### OBJECTIVE
Extract, exactly as written, all lines of the material below from the line that includes "Give me the JSON representation of this screenshot's" through its last line.

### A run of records

^^^^^^^^^^^^^^^^

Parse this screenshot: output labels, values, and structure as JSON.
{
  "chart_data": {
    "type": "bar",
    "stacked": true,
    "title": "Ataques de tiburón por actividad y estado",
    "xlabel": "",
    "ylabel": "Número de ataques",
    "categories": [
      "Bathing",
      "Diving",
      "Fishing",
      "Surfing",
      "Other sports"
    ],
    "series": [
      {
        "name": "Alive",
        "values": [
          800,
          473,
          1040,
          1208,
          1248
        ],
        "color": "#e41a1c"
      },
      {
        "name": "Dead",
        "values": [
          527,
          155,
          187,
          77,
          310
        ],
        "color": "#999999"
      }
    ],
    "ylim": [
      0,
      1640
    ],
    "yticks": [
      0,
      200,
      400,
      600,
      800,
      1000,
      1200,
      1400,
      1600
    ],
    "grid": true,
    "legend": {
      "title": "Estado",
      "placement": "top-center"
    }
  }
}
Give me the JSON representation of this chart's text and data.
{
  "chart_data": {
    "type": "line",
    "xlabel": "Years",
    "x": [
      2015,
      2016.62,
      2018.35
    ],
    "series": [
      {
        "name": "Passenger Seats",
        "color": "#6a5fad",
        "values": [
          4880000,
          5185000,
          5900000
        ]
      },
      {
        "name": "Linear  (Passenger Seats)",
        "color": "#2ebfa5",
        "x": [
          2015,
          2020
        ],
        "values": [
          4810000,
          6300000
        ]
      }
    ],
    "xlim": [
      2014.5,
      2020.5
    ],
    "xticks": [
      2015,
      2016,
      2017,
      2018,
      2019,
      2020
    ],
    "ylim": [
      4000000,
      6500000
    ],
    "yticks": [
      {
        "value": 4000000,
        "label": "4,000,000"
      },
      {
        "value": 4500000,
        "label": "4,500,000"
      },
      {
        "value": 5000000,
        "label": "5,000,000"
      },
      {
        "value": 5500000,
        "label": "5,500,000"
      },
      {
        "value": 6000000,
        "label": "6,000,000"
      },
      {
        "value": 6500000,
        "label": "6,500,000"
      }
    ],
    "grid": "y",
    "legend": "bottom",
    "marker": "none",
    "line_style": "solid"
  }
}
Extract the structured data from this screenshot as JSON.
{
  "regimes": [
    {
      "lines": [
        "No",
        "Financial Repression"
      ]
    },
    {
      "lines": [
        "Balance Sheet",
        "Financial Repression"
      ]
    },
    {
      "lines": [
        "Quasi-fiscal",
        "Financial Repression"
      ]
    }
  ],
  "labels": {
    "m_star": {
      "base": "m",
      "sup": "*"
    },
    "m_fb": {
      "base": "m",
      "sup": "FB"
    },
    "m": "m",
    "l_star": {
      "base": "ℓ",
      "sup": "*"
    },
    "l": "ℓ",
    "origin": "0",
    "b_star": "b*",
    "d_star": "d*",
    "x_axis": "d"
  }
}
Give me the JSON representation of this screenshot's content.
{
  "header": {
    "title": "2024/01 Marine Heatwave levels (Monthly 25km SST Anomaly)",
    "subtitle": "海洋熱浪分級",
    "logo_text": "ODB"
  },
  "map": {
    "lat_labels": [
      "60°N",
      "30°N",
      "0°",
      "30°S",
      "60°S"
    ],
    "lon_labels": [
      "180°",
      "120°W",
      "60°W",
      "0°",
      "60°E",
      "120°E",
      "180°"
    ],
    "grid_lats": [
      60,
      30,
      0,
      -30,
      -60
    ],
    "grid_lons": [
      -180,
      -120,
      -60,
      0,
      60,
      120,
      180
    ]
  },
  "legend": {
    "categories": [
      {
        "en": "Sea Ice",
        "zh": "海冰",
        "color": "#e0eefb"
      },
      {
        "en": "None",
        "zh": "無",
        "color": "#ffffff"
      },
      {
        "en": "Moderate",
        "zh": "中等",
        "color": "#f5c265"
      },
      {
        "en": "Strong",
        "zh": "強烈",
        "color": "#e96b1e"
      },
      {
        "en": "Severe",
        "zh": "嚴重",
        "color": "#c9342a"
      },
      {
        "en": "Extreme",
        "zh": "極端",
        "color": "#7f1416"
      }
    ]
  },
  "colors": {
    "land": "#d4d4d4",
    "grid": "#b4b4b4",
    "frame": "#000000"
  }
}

^^^^^^^^^^^^^^^^

### SOLUTION TO THIS TASK
Give me the JSON representation of this screenshot's content.
{
  "header": {
    "title": "2024/01 Marine Heatwave levels (Monthly 25km SST Anomaly)",
    "subtitle": "海洋熱浪分級",
    "logo_text": "ODB"
  },
  "map": {
    "lat_labels": [
      "60°N",
      "30°N",
      "0°",
      "30°S",
      "60°S"
    ],
    "lon_labels": [
      "180°",
      "120°W",
      "60°W",
      "0°",
      "60°E",
      "120°E",
      "180°"
    ],
    "grid_lats": [
      60,
      30,
      0,
      -30,
      -60
    ],
    "grid_lons": [
      -180,
      -120,
      -60,
      0,
      60,
      120,
      180
    ]
  },
  "legend": {
    "categories": [
      {
        "en": "Sea Ice",
        "zh": "海冰",
        "color": "#e0eefb"
      },
      {
        "en": "None",
        "zh": "無",
        "color": "#ffffff"
      },
      {
        "en": "Moderate",
        "zh": "中等",
        "color": "#f5c265"
      },
      {
        "en": "Strong",
        "zh": "強烈",
        "color": "#e96b1e"
      },
      {
        "en": "Severe",
        "zh": "嚴重",
        "color": "#c9342a"
      },
      {
        "en": "Extreme",
        "zh": "極端",
        "color": "#7f1416"
      }
    ]
  },
  "colors": {
    "land": "#d4d4d4",
    "grid": "#b4b4b4",
    "frame": "#000000"
  }
}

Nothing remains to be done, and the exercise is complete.